_What to do:_ Find each line that has the string "name" and give the total, with nothing else.

_Working data:_
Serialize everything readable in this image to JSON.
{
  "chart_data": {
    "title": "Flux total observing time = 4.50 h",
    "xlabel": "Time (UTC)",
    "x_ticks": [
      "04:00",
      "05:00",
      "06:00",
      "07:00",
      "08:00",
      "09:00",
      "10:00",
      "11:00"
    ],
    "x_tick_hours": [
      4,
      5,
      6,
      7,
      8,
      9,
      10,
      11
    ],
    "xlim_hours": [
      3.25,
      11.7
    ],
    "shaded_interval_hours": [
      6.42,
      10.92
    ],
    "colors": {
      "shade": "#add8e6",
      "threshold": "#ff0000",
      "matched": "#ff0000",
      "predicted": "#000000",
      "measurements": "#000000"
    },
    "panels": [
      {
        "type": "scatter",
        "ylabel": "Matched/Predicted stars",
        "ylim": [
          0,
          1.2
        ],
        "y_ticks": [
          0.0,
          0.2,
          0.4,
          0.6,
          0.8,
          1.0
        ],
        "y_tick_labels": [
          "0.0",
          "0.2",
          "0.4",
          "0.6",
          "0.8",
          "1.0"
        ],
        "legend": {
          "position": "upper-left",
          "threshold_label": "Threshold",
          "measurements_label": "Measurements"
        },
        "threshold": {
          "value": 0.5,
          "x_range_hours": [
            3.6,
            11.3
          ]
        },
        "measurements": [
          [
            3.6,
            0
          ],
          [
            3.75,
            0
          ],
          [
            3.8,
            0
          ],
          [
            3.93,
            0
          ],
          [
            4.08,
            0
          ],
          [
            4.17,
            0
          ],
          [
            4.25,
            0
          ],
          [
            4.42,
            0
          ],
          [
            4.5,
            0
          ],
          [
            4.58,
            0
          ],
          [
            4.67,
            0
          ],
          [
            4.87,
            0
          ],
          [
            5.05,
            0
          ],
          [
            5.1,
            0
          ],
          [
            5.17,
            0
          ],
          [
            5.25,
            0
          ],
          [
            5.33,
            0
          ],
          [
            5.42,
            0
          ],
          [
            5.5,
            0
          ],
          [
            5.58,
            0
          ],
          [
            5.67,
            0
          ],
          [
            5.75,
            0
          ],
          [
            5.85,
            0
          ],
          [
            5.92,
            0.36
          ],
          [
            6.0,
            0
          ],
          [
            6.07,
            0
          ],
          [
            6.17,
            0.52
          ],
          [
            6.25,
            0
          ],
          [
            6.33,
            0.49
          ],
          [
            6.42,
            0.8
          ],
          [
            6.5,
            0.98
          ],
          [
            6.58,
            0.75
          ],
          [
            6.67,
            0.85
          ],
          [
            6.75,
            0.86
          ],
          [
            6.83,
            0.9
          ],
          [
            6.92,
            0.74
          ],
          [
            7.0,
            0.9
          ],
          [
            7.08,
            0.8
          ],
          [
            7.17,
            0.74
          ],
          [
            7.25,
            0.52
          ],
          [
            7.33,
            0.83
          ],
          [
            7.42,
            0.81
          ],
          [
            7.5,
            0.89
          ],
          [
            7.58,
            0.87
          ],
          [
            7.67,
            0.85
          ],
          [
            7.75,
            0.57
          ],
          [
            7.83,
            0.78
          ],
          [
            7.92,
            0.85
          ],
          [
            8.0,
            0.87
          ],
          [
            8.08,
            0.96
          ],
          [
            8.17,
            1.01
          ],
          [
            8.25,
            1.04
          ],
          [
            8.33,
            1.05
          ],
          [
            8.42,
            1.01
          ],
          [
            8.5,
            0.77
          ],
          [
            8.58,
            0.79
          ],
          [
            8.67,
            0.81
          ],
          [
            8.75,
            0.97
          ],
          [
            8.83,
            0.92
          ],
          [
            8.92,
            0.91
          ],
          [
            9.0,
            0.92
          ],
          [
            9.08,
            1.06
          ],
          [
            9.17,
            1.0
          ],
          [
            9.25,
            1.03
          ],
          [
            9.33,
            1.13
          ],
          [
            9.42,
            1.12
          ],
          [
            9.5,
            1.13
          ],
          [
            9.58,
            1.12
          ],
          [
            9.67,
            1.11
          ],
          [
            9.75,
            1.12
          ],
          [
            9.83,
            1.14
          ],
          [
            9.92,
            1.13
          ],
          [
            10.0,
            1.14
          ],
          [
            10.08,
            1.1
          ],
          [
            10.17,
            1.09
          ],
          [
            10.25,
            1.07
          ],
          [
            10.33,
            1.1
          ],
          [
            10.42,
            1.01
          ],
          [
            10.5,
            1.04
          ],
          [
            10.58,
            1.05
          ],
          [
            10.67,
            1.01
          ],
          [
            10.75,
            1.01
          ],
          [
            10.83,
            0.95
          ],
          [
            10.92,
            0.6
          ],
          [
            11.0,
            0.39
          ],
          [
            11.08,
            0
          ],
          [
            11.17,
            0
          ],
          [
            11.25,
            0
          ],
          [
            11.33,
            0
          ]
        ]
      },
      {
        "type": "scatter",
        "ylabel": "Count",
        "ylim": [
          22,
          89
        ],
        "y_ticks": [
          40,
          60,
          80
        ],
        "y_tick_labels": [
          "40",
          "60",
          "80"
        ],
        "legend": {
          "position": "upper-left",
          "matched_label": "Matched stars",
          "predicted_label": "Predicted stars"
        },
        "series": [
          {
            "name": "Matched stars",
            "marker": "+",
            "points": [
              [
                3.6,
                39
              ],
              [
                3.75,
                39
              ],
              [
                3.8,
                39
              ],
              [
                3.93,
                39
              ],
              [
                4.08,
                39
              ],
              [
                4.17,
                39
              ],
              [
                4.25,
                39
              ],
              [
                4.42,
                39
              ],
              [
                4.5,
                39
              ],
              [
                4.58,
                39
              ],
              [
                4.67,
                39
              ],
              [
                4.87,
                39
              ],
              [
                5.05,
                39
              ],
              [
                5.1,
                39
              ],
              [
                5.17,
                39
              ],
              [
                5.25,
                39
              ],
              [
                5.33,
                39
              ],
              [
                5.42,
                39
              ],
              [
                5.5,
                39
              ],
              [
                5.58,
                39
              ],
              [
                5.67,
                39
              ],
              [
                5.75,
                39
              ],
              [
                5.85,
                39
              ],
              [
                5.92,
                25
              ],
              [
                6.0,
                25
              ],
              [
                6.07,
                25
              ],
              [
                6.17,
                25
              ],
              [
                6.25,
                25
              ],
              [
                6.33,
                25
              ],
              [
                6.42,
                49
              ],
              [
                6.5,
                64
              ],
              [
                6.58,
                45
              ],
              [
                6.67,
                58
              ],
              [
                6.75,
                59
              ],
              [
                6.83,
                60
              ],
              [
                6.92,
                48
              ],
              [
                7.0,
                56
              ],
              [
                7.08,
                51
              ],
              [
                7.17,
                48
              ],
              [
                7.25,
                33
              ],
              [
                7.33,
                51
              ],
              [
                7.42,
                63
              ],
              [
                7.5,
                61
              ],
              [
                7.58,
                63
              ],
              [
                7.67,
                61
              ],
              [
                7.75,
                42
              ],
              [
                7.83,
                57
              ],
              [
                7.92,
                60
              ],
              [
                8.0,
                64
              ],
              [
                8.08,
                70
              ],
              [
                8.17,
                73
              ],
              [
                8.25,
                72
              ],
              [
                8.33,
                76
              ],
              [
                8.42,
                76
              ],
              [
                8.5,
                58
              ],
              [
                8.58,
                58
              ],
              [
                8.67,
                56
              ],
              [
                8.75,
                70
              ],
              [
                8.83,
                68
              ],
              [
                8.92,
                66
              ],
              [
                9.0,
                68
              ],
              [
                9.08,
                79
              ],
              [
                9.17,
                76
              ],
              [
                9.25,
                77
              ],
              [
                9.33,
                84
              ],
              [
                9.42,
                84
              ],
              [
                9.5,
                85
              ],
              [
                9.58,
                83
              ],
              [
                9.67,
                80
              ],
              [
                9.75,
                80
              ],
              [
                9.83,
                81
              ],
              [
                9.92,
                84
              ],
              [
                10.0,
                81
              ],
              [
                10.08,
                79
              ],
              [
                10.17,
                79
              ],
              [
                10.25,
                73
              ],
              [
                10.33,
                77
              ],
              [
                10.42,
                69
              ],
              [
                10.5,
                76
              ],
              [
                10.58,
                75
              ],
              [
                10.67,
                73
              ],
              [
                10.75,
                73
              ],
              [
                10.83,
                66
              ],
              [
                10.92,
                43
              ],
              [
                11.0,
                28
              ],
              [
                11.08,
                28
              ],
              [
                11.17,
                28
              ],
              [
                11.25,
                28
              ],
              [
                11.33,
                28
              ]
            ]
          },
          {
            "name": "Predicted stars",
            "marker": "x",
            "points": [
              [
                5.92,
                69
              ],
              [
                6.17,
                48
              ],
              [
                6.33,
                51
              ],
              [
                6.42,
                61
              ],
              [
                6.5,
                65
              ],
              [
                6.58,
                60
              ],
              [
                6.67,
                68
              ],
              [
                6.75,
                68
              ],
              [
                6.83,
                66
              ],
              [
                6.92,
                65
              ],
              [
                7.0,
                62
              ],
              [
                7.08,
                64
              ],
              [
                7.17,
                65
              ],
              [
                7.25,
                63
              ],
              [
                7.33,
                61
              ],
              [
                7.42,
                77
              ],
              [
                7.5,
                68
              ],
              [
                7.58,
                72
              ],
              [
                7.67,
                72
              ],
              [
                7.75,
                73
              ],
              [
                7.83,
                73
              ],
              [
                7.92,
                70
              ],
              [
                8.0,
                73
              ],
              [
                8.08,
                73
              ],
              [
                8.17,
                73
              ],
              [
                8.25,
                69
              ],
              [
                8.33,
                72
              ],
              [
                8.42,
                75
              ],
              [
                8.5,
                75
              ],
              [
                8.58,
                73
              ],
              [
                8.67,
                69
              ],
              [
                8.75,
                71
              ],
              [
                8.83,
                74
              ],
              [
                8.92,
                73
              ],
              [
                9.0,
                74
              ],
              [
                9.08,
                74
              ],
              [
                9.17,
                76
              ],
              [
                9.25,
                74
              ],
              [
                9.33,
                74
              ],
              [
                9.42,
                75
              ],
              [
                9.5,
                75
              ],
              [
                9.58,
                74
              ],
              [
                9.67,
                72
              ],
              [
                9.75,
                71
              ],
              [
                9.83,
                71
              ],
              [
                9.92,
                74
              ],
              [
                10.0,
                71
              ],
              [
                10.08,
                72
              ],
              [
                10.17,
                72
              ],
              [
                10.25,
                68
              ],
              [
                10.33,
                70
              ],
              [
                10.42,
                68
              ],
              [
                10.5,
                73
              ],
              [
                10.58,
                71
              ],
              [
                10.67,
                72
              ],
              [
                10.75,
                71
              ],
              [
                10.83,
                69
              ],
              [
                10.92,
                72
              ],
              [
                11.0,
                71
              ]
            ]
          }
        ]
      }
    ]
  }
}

_Exercise answer:_ 2